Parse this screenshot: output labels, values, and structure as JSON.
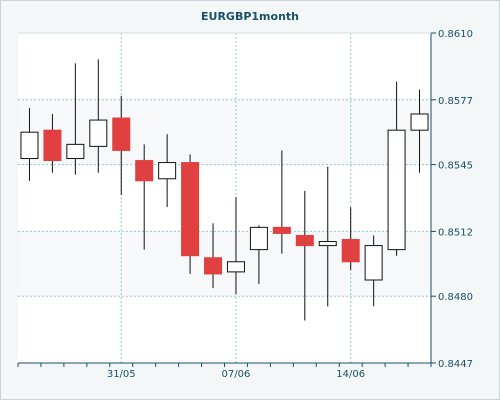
{
  "chart_data": {
    "type": "candlestick",
    "title": "EURGBP1month",
    "x_ticks": [
      {
        "label": "31/05",
        "index": 4
      },
      {
        "label": "07/06",
        "index": 9
      },
      {
        "label": "14/06",
        "index": 14
      }
    ],
    "y_ticks": [
      "0.8610",
      "0.8577",
      "0.8545",
      "0.8512",
      "0.8480",
      "0.8447"
    ],
    "ylim": [
      0.8447,
      0.861
    ],
    "grid": true,
    "colors": {
      "up_fill": "#ffffff",
      "down_fill": "#e04040",
      "wick": "#111111",
      "grid": "#8ccad6"
    },
    "candles": [
      {
        "open": 0.8548,
        "high": 0.8573,
        "low": 0.8537,
        "close": 0.8561
      },
      {
        "open": 0.8562,
        "high": 0.857,
        "low": 0.8541,
        "close": 0.8547
      },
      {
        "open": 0.8548,
        "high": 0.8595,
        "low": 0.854,
        "close": 0.8555
      },
      {
        "open": 0.8554,
        "high": 0.8597,
        "low": 0.8541,
        "close": 0.8567
      },
      {
        "open": 0.8568,
        "high": 0.8579,
        "low": 0.853,
        "close": 0.8552
      },
      {
        "open": 0.8547,
        "high": 0.8555,
        "low": 0.8503,
        "close": 0.8537
      },
      {
        "open": 0.8538,
        "high": 0.856,
        "low": 0.8524,
        "close": 0.8546
      },
      {
        "open": 0.8546,
        "high": 0.855,
        "low": 0.8491,
        "close": 0.85
      },
      {
        "open": 0.8499,
        "high": 0.8516,
        "low": 0.8484,
        "close": 0.8491
      },
      {
        "open": 0.8492,
        "high": 0.8529,
        "low": 0.8481,
        "close": 0.8497
      },
      {
        "open": 0.8503,
        "high": 0.8515,
        "low": 0.8486,
        "close": 0.8514
      },
      {
        "open": 0.8514,
        "high": 0.8552,
        "low": 0.8501,
        "close": 0.8511
      },
      {
        "open": 0.851,
        "high": 0.8532,
        "low": 0.8468,
        "close": 0.8505
      },
      {
        "open": 0.8505,
        "high": 0.8544,
        "low": 0.8475,
        "close": 0.8507
      },
      {
        "open": 0.8508,
        "high": 0.8524,
        "low": 0.8493,
        "close": 0.8497
      },
      {
        "open": 0.8488,
        "high": 0.851,
        "low": 0.8475,
        "close": 0.8505
      },
      {
        "open": 0.8503,
        "high": 0.8586,
        "low": 0.85,
        "close": 0.8562
      },
      {
        "open": 0.8562,
        "high": 0.8582,
        "low": 0.8541,
        "close": 0.857
      }
    ]
  }
}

**CHALLENGE**
Quote all the records verbatim, dropping any pictures from your copy.

**TASK RESPONSE**
Parse this screenshot: output labels, values, and structure as JSON.
{
  "chart_data": {
    "type": "candlestick",
    "title": "EURGBP1month",
    "x_ticks": [
      {
        "label": "31/05",
        "index": 4
      },
      {
        "label": "07/06",
        "index": 9
      },
      {
        "label": "14/06",
        "index": 14
      }
    ],
    "y_ticks": [
      "0.8610",
      "0.8577",
      "0.8545",
      "0.8512",
      "0.8480",
      "0.8447"
    ],
    "ylim": [
      0.8447,
      0.861
    ],
    "grid": true,
    "colors": {
      "up_fill": "#ffffff",
      "down_fill": "#e04040",
      "wick": "#111111",
      "grid": "#8ccad6"
    },
    "candles": [
      {
        "open": 0.8548,
        "high": 0.8573,
        "low": 0.8537,
        "close": 0.8561
      },
      {
        "open": 0.8562,
        "high": 0.857,
        "low": 0.8541,
        "close": 0.8547
      },
      {
        "open": 0.8548,
        "high": 0.8595,
        "low": 0.854,
        "close": 0.8555
      },
      {
        "open": 0.8554,
        "high": 0.8597,
        "low": 0.8541,
        "close": 0.8567
      },
      {
        "open": 0.8568,
        "high": 0.8579,
        "low": 0.853,
        "close": 0.8552
      },
      {
        "open": 0.8547,
        "high": 0.8555,
        "low": 0.8503,
        "close": 0.8537
      },
      {
        "open": 0.8538,
        "high": 0.856,
        "low": 0.8524,
        "close": 0.8546
      },
      {
        "open": 0.8546,
        "high": 0.855,
        "low": 0.8491,
        "close": 0.85
      },
      {
        "open": 0.8499,
        "high": 0.8516,
        "low": 0.8484,
        "close": 0.8491
      },
      {
        "open": 0.8492,
        "high": 0.8529,
        "low": 0.8481,
        "close": 0.8497
      },
      {
        "open": 0.8503,
        "high": 0.8515,
        "low": 0.8486,
        "close": 0.8514
      },
      {
        "open": 0.8514,
        "high": 0.8552,
        "low": 0.8501,
        "close": 0.8511
      },
      {
        "open": 0.851,
        "high": 0.8532,
        "low": 0.8468,
        "close": 0.8505
      },
      {
        "open": 0.8505,
        "high": 0.8544,
        "low": 0.8475,
        "close": 0.8507
      },
      {
        "open": 0.8508,
        "high": 0.8524,
        "low": 0.8493,
        "close": 0.8497
      },
      {
        "open": 0.8488,
        "high": 0.851,
        "low": 0.8475,
        "close": 0.8505
      },
      {
        "open": 0.8503,
        "high": 0.8586,
        "low": 0.85,
        "close": 0.8562
      },
      {
        "open": 0.8562,
        "high": 0.8582,
        "low": 0.8541,
        "close": 0.857
      }
    ]
  }
}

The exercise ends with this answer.